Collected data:
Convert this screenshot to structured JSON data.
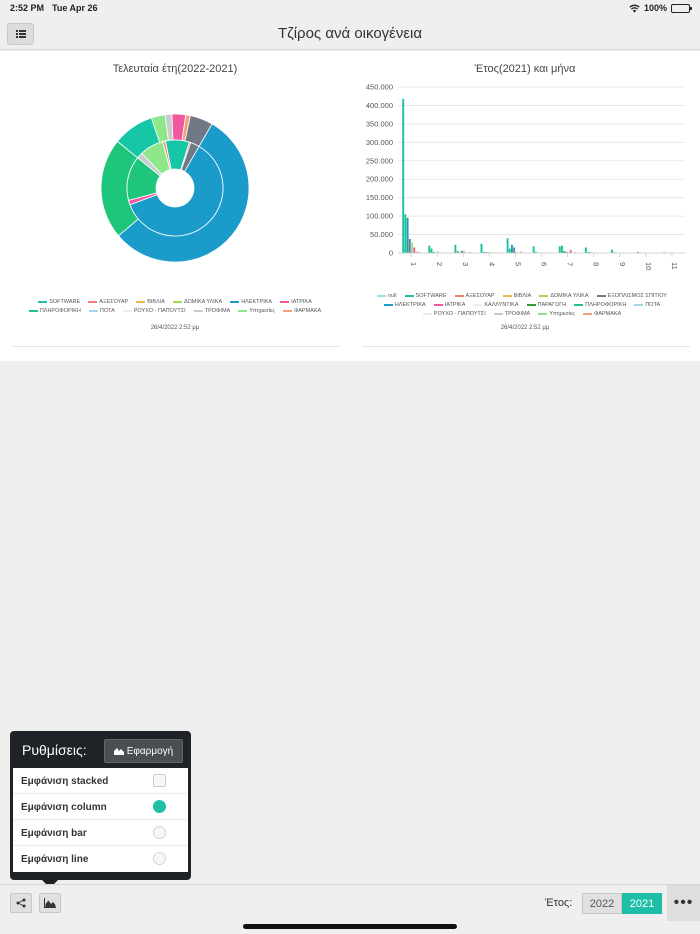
{
  "status_bar": {
    "time": "2:52 PM",
    "date": "Tue Apr 26",
    "battery": "100%"
  },
  "header": {
    "title": "Τζίρος ανά οικογένεια",
    "menu_icon": "list-icon"
  },
  "colors": {
    "accent": "#1dbfa7"
  },
  "chart_data": [
    {
      "type": "pie",
      "title": "Τελευταία έτη(2022-2021)",
      "donut": true,
      "rings": [
        {
          "name": "2022",
          "slices": [
            {
              "label": "SOFTWARE",
              "value": 55.5,
              "color": "#1a9bc9"
            },
            {
              "label": "ΠΛΗΡΟΦΟΡΙΚΗ",
              "value": 22,
              "color": "#1ec67c"
            },
            {
              "label": "ΗΛΕΚΤΡΙΚΑ",
              "value": 9,
              "color": "#16c7a7"
            },
            {
              "label": "Υπηρεσίες",
              "value": 3,
              "color": "#8ee88a"
            },
            {
              "label": "ΤΡΟΦΙΜΑ",
              "value": 1.5,
              "color": "#c9ccce"
            },
            {
              "label": "ΙΑΤΡΙΚΑ",
              "value": 3,
              "color": "#f058a0"
            },
            {
              "label": "ΦΑΡΜΑΚΑ",
              "value": 1,
              "color": "#f3a07a"
            },
            {
              "label": "ΕΞΟΠΛΙΣΜΟΣ ΣΠΙΤΙΟΥ",
              "value": 5,
              "color": "#6f7a86"
            }
          ]
        },
        {
          "name": "2021",
          "slices": [
            {
              "label": "SOFTWARE",
              "value": 61,
              "color": "#1a9bc9"
            },
            {
              "label": "ΙΑΤΡΙΚΑ",
              "value": 1.5,
              "color": "#f058a0"
            },
            {
              "label": "ΠΛΗΡΟΦΟΡΙΚΗ",
              "value": 15,
              "color": "#1ec67c"
            },
            {
              "label": "ΤΡΟΦΙΜΑ",
              "value": 2,
              "color": "#c9ccce"
            },
            {
              "label": "Υπηρεσίες",
              "value": 8,
              "color": "#8ee88a"
            },
            {
              "label": "ΦΑΡΜΑΚΑ",
              "value": 1,
              "color": "#f3a07a"
            },
            {
              "label": "ΗΛΕΚΤΡΙΚΑ",
              "value": 8,
              "color": "#16c7a7"
            },
            {
              "label": "ΑΞΕΣΟΥΑΡ",
              "value": 0.5,
              "color": "#f07f76"
            },
            {
              "label": "ΕΞΟΠΛΙΣΜΟΣ ΣΠΙΤΙΟΥ",
              "value": 3,
              "color": "#6f7a86"
            }
          ]
        }
      ],
      "legend": [
        {
          "label": "SOFTWARE",
          "color": "#1dbfa7"
        },
        {
          "label": "ΑΞΕΣΟΥΑΡ",
          "color": "#f07f76"
        },
        {
          "label": "ΒΙΒΛΙΑ",
          "color": "#f0b84a"
        },
        {
          "label": "ΔΟΜΙΚΑ ΥΛΙΚΑ",
          "color": "#a6d84e"
        },
        {
          "label": "ΗΛΕΚΤΡΙΚΑ",
          "color": "#1a9bc9"
        },
        {
          "label": "ΙΑΤΡΙΚΑ",
          "color": "#f058a0"
        },
        {
          "label": "ΠΛΗΡΟΦΟΡΙΚΗ",
          "color": "#1ec67c"
        },
        {
          "label": "ΠΟΤΑ",
          "color": "#9fd8e8"
        },
        {
          "label": "ΡΟΥΧΟ - ΠΑΠΟΥΤΣΙ",
          "color": "#ececec"
        },
        {
          "label": "ΤΡΟΦΙΜΑ",
          "color": "#c9ccce"
        },
        {
          "label": "Υπηρεσίες",
          "color": "#8ee88a"
        },
        {
          "label": "ΦΑΡΜΑΚΑ",
          "color": "#f3a07a"
        }
      ],
      "timestamp": "26/4/2022 2:52 μμ"
    },
    {
      "type": "bar",
      "title": "Έτος(2021) και μήνα",
      "categories": [
        "1",
        "2",
        "3",
        "4",
        "5",
        "6",
        "7",
        "8",
        "9",
        "10",
        "11"
      ],
      "ylim": [
        0,
        450000
      ],
      "yticks": [
        "0",
        "50.000",
        "100.000",
        "150.000",
        "200.000",
        "250.000",
        "300.000",
        "350.000",
        "400.000",
        "450.000"
      ],
      "series": [
        {
          "name": "SOFTWARE",
          "color": "#1dbfa7",
          "values": [
            418000,
            20000,
            22000,
            25000,
            40000,
            18000,
            18000,
            15000,
            9000,
            3000,
            2000
          ]
        },
        {
          "name": "ΠΛΗΡΟΦΟΡΙΚΗ",
          "color": "#1ec67c",
          "values": [
            105000,
            12000,
            5000,
            3000,
            12000,
            3000,
            20000,
            3000,
            2000,
            1000,
            0
          ]
        },
        {
          "name": "ΗΛΕΚΤΡΙΚΑ",
          "color": "#1a9bc9",
          "values": [
            95000,
            3000,
            2000,
            2000,
            22000,
            1000,
            5000,
            2000,
            1000,
            0,
            0
          ]
        },
        {
          "name": "ΕΞΟΠΛΙΣΜΟΣ ΣΠΙΤΙΟΥ",
          "color": "#6f7a86",
          "values": [
            38000,
            1000,
            6000,
            2000,
            15000,
            1000,
            3000,
            1000,
            0,
            0,
            0
          ]
        },
        {
          "name": "Υπηρεσίες",
          "color": "#8ee88a",
          "values": [
            28000,
            4000,
            6000,
            2000,
            3000,
            1000,
            2000,
            1000,
            0,
            0,
            0
          ]
        },
        {
          "name": "ΙΑΤΡΙΚΑ",
          "color": "#f058a0",
          "values": [
            15000,
            1000,
            1000,
            1000,
            1000,
            0,
            8000,
            1000,
            0,
            0,
            0
          ]
        },
        {
          "name": "ΤΡΟΦΙΜΑ",
          "color": "#c9ccce",
          "values": [
            5000,
            1000,
            2000,
            1000,
            5000,
            1000,
            1000,
            0,
            0,
            0,
            0
          ]
        },
        {
          "name": "ΑΞΕΣΟΥΑΡ",
          "color": "#f07f76",
          "values": [
            3000,
            0,
            2000,
            1000,
            0,
            0,
            2000,
            0,
            0,
            0,
            0
          ]
        }
      ],
      "legend": [
        {
          "label": "null",
          "color": "#9fd8e8"
        },
        {
          "label": "SOFTWARE",
          "color": "#1dbfa7"
        },
        {
          "label": "ΑΞΕΣΟΥΑΡ",
          "color": "#f07f76"
        },
        {
          "label": "ΒΙΒΛΙΑ",
          "color": "#f0b84a"
        },
        {
          "label": "ΔΟΜΙΚΑ ΥΛΙΚΑ",
          "color": "#a6d84e"
        },
        {
          "label": "ΕΞΟΠΛΙΣΜΟΣ ΣΠΙΤΙΟΥ",
          "color": "#6f7a86"
        },
        {
          "label": "ΗΛΕΚΤΡΙΚΑ",
          "color": "#1a9bc9"
        },
        {
          "label": "ΙΑΤΡΙΚΑ",
          "color": "#f058a0"
        },
        {
          "label": "ΚΑΛΛΥΝΤΙΚΑ",
          "color": "#ececec"
        },
        {
          "label": "ΠΑΡΑΓΩΓΗ",
          "color": "#2ca02c"
        },
        {
          "label": "ΠΛΗΡΟΦΟΡΙΚΗ",
          "color": "#1ec67c"
        },
        {
          "label": "ΠΟΤΑ",
          "color": "#9fd8e8"
        },
        {
          "label": "ΡΟΥΧΟ - ΠΑΠΟΥΤΣΙ",
          "color": "#ececec"
        },
        {
          "label": "ΤΡΟΦΙΜΑ",
          "color": "#c9ccce"
        },
        {
          "label": "Υπηρεσίες",
          "color": "#8ee88a"
        },
        {
          "label": "ΦΑΡΜΑΚΑ",
          "color": "#f3a07a"
        }
      ],
      "timestamp": "26/4/2022 2:52 μμ"
    }
  ],
  "settings": {
    "title": "Ρυθμίσεις:",
    "apply_label": "Εφαρμογή",
    "options": [
      {
        "label": "Εμφάνιση stacked",
        "control": "checkbox",
        "checked": false
      },
      {
        "label": "Εμφάνιση column",
        "control": "radio",
        "checked": true
      },
      {
        "label": "Εμφάνιση bar",
        "control": "radio",
        "checked": false
      },
      {
        "label": "Εμφάνιση line",
        "control": "radio",
        "checked": false
      }
    ]
  },
  "toolbar": {
    "share_icon": "share-icon",
    "chart_settings_icon": "area-chart-icon",
    "year_label": "Έτος:",
    "years": [
      "2022",
      "2021"
    ],
    "selected_year": "2021",
    "more_label": "•••"
  }
}
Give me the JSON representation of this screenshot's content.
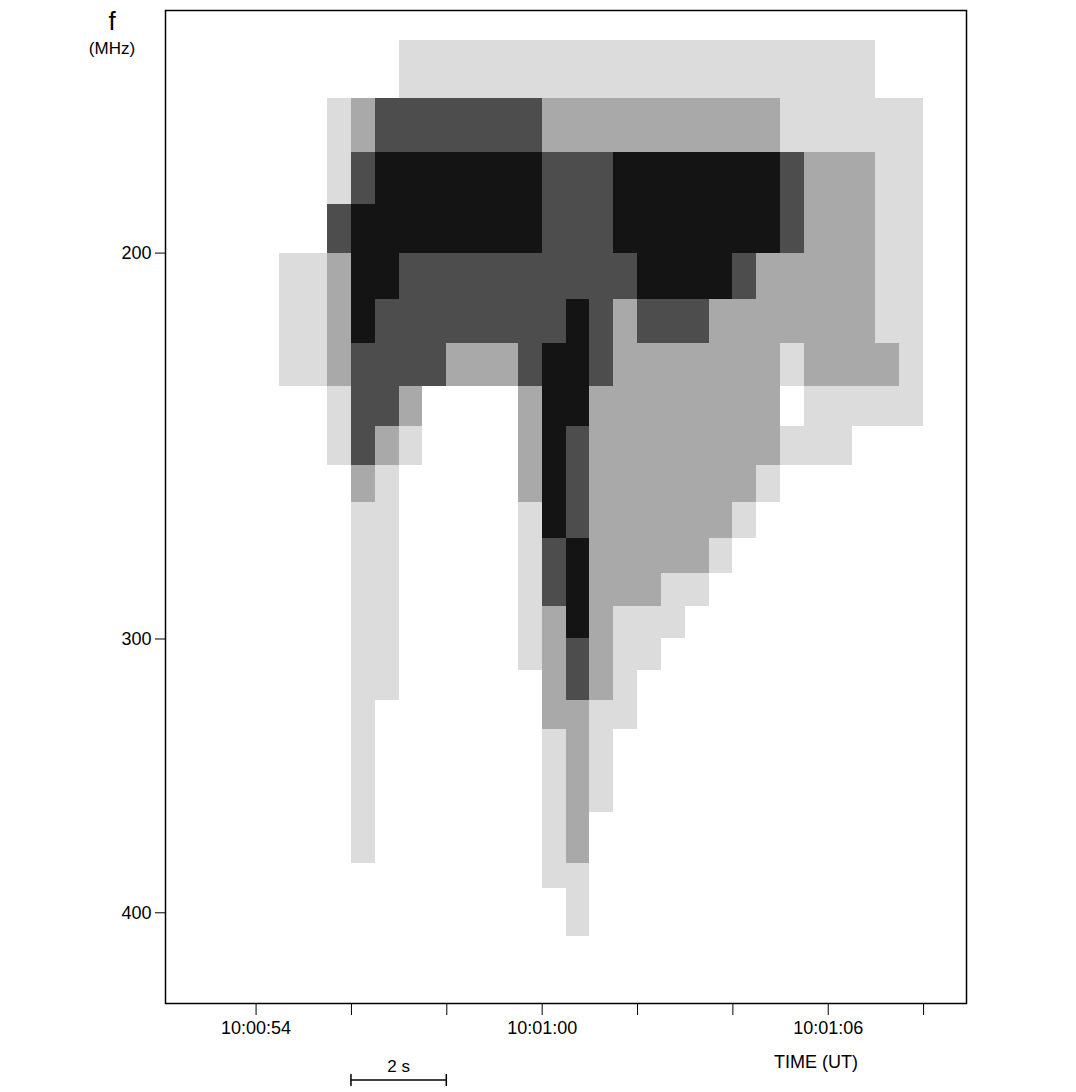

TO DO = List the lines of the entries that include "this".

FINAL RESULT =
Convert this screenshot to structured JSON data.
Give me the JSON representation of this screenshot's content.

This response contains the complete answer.